• Aim of the task
Comb through the entries for "screenshot" and pull out each line that holds it.

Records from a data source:
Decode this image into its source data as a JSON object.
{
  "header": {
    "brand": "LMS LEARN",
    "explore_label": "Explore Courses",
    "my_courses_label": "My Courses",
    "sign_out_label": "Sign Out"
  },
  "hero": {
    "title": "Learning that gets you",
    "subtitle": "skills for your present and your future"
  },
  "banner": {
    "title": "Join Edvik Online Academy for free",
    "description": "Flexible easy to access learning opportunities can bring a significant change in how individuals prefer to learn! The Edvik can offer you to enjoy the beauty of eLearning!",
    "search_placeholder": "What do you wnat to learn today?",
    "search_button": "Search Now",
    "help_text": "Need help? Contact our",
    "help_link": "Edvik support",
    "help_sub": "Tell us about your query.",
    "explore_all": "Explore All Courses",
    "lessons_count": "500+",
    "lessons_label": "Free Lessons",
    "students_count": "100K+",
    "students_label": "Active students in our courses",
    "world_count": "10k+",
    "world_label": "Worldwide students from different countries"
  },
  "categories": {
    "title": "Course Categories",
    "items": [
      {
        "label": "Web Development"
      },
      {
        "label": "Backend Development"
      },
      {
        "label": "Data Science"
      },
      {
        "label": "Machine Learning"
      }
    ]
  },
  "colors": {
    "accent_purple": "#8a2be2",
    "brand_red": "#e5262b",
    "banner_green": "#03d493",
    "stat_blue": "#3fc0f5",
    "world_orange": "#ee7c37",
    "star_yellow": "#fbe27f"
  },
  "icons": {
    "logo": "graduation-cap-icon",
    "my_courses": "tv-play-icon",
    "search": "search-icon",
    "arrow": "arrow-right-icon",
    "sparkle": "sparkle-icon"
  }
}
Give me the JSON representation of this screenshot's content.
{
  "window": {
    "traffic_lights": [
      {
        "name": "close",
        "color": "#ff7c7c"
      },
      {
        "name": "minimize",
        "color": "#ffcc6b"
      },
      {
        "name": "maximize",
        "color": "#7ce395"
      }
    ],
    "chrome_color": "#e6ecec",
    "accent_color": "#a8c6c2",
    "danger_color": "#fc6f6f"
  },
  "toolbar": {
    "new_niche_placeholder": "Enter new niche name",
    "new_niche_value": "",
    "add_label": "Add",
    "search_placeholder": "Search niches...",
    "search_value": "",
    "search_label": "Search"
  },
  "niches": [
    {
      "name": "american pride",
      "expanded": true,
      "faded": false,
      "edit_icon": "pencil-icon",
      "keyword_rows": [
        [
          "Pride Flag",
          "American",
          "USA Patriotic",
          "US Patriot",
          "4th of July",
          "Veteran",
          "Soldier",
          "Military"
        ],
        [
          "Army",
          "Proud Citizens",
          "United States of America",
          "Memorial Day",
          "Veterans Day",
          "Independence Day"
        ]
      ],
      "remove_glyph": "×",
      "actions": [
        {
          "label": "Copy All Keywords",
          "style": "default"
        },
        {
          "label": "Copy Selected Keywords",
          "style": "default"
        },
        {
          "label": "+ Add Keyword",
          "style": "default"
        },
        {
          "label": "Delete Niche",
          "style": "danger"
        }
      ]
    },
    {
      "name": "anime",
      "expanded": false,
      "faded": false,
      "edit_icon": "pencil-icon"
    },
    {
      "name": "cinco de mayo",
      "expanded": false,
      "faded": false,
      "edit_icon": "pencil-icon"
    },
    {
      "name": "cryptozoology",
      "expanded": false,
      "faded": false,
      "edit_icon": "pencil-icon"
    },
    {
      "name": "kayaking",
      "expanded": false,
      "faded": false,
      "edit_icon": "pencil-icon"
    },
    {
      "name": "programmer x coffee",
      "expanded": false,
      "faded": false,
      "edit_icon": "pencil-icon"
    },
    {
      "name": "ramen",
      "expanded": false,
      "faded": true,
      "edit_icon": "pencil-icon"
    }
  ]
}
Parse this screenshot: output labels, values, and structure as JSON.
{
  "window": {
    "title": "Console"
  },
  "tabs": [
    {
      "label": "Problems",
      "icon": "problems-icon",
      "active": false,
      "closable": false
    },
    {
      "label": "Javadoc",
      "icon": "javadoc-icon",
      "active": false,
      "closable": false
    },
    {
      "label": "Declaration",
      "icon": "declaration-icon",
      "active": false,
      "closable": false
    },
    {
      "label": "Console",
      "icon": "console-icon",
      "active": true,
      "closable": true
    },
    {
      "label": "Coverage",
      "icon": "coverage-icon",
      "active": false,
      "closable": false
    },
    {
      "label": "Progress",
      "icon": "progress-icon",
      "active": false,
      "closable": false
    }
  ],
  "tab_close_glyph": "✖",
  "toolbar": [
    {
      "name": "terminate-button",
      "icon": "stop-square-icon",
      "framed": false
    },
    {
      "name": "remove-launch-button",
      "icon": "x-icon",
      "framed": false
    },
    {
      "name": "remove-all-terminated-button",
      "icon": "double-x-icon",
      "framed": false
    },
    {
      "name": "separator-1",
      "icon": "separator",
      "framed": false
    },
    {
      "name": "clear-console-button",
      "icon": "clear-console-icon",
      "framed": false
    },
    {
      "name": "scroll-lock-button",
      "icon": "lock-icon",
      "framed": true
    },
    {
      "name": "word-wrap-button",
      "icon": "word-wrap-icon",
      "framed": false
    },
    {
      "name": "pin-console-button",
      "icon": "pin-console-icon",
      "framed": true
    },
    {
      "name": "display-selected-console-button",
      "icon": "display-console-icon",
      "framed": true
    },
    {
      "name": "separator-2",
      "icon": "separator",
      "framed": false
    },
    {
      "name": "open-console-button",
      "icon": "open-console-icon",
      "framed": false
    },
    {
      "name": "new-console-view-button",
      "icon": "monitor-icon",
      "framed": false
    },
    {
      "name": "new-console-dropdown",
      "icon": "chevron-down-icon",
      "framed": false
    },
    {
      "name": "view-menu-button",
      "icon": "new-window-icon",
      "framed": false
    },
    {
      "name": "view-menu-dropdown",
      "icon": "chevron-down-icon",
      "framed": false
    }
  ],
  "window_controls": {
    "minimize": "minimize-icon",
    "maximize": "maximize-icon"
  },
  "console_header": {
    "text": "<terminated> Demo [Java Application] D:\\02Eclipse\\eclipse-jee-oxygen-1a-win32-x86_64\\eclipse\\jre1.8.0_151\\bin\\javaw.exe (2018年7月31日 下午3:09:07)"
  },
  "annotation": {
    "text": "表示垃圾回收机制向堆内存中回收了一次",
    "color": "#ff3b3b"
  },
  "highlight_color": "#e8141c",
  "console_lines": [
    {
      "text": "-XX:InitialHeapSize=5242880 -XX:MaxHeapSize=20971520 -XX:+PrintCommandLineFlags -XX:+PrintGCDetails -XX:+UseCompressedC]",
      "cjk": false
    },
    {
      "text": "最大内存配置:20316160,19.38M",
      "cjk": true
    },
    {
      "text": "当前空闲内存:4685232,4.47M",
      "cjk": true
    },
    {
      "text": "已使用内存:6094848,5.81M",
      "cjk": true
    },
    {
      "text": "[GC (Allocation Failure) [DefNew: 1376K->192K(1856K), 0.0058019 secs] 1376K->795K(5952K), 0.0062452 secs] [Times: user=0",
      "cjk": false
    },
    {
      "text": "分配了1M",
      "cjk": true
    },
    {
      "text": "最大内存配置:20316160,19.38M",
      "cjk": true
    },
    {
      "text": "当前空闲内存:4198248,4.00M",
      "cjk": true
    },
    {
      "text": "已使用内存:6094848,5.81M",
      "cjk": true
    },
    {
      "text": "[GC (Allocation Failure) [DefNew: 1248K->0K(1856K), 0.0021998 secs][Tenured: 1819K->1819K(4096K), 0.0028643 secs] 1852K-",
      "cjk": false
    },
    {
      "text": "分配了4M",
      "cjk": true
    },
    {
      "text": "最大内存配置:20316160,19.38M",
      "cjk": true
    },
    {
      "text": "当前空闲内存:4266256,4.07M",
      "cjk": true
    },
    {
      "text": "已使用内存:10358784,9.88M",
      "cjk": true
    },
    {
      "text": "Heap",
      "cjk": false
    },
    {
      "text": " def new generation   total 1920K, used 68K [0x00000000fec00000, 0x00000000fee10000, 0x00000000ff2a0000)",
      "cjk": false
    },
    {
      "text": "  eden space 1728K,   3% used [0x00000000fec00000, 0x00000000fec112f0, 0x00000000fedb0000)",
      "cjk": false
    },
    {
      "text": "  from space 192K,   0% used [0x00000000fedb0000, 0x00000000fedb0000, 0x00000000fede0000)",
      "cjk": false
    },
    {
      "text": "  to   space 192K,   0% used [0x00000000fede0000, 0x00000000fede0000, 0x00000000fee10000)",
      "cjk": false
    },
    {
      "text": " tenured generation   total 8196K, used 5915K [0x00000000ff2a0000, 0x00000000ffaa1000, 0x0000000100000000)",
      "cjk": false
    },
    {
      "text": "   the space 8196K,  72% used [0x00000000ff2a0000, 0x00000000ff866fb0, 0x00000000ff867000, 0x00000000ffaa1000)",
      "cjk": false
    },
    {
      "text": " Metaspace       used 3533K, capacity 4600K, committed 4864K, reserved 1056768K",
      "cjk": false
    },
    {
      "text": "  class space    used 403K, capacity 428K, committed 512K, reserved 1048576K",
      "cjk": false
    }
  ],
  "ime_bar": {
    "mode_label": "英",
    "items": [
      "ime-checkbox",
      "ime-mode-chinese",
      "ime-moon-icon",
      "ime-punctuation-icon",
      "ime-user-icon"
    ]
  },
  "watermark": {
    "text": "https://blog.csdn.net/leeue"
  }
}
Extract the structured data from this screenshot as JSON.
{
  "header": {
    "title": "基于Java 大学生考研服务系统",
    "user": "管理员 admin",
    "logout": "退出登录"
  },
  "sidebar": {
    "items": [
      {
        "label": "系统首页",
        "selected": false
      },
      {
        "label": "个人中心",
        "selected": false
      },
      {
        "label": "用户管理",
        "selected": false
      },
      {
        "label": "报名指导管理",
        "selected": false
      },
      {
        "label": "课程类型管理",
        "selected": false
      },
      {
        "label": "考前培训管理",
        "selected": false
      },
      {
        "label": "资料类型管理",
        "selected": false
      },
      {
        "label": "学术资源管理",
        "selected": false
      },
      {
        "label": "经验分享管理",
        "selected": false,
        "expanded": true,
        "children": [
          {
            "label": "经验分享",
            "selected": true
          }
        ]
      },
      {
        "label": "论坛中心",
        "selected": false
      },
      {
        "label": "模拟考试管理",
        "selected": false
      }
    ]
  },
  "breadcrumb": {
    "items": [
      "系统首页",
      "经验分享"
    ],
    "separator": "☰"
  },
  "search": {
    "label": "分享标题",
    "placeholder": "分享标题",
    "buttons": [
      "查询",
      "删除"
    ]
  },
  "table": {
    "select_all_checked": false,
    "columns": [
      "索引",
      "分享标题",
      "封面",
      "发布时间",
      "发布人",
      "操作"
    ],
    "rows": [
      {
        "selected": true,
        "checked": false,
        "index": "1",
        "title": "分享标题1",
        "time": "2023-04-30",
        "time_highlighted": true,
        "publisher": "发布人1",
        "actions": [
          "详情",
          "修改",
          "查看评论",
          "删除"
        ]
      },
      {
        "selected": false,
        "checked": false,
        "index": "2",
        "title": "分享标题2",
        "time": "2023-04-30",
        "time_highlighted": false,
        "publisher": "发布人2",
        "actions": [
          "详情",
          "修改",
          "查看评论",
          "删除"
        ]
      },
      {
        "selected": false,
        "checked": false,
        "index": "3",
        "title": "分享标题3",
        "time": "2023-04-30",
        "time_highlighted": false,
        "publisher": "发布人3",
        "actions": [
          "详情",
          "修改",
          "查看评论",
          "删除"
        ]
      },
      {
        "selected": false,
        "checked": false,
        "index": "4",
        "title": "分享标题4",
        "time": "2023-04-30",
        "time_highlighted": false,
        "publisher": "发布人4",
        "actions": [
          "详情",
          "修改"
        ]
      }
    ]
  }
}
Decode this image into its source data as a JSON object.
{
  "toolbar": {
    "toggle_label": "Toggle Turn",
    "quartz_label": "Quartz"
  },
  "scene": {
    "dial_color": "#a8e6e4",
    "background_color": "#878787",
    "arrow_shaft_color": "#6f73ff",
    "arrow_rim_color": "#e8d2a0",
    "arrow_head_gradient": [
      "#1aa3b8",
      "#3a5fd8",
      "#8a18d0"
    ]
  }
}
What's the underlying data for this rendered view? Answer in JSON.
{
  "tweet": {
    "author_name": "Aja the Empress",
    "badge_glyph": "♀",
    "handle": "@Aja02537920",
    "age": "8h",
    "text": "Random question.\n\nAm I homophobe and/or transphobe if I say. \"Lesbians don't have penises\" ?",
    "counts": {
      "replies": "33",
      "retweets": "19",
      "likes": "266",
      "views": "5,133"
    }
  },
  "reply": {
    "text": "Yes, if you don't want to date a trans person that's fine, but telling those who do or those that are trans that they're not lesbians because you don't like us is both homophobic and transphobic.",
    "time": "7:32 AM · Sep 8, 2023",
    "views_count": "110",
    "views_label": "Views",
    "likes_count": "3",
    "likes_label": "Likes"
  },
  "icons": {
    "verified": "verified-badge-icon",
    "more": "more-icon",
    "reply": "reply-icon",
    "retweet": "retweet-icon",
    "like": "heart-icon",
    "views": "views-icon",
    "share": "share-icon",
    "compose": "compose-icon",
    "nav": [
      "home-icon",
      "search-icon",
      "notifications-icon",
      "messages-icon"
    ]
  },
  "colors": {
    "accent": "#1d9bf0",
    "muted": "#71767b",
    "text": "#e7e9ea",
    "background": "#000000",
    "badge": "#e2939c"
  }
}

• Written solution
Give me the JSON representation of this screenshot's content.
Parse this screenshot: output labels, values, and structure as JSON.
Extract the structured data from this screenshot as JSON.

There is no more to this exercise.